■ **What you should do**
Lines that contain the string "STRATEGIC" are to be copied; leave out all others.

■ **Data excerpts**
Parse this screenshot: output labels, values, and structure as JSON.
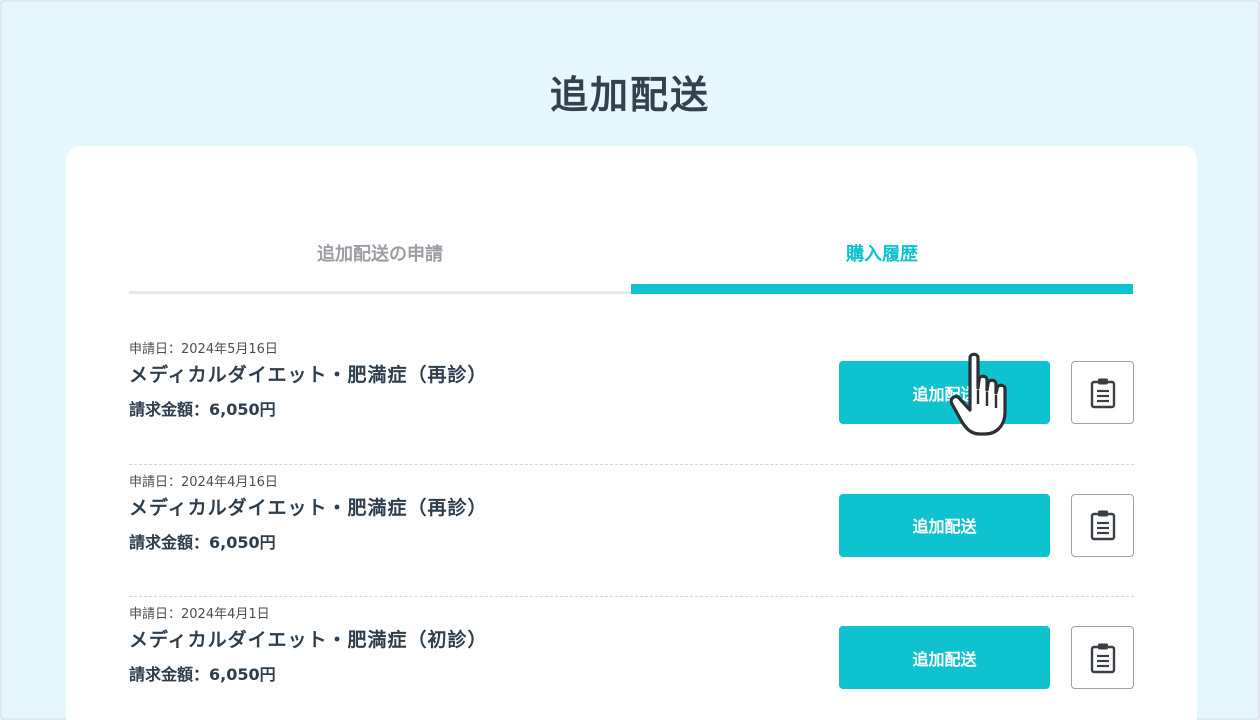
{
  "page": {
    "title": "追加配送"
  },
  "tabs": [
    {
      "label": "追加配送の申請",
      "active": false
    },
    {
      "label": "購入履歴",
      "active": true
    }
  ],
  "history": [
    {
      "date": "申請日：2024年5月16日",
      "title": "メディカルダイエット・肥満症（再診）",
      "price": "請求金額：6,050円",
      "button": "追加配送",
      "icon": "clipboard-icon"
    },
    {
      "date": "申請日：2024年4月16日",
      "title": "メディカルダイエット・肥満症（再診）",
      "price": "請求金額：6,050円",
      "button": "追加配送",
      "icon": "clipboard-icon"
    },
    {
      "date": "申請日：2024年4月1日",
      "title": "メディカルダイエット・肥満症（初診）",
      "price": "請求金額：6,050円",
      "button": "追加配送",
      "icon": "clipboard-icon"
    }
  ],
  "colors": {
    "accent": "#0fc2cf",
    "background": "#e5f7fd",
    "text": "#2f3e4c"
  },
  "cursor": {
    "icon": "hand-pointer-icon"
  }
}
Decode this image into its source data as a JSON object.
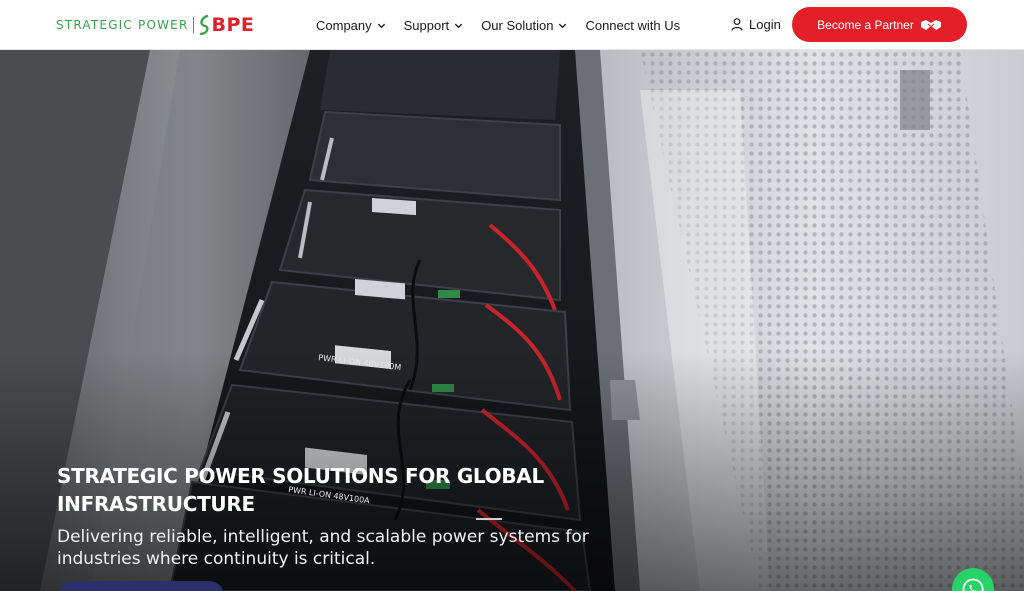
{
  "header": {
    "logo_text": "STRATEGIC POWER",
    "logo_mark": "BPE",
    "nav": [
      {
        "label": "Company",
        "icon": "chevron-down-icon"
      },
      {
        "label": "Support",
        "icon": "chevron-down-icon"
      },
      {
        "label": "Our Solution",
        "icon": "chevron-down-icon"
      },
      {
        "label": "Connect with Us"
      }
    ],
    "login_label": "Login",
    "partner_label": "Become a Partner"
  },
  "hero": {
    "title": "STRATEGIC POWER SOLUTIONS FOR GLOBAL INFRASTRUCTURE",
    "subtitle": "Delivering reliable, intelligent, and scalable power systems for industries where continuity is critical.",
    "module_label_1": "PWR LI-ON 48V100M",
    "module_label_2": "PWR LI-ON 48V100A"
  },
  "colors": {
    "brand_red": "#e3202a",
    "brand_green": "#3aa04a",
    "cta_navy": "#2b2f6b",
    "whatsapp_green": "#25d366"
  }
}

■ **Exercise result**
    "logo_text": "STRATEGIC POWER",
    "title": "STRATEGIC POWER SOLUTIONS FOR GLOBAL INFRASTRUCTURE",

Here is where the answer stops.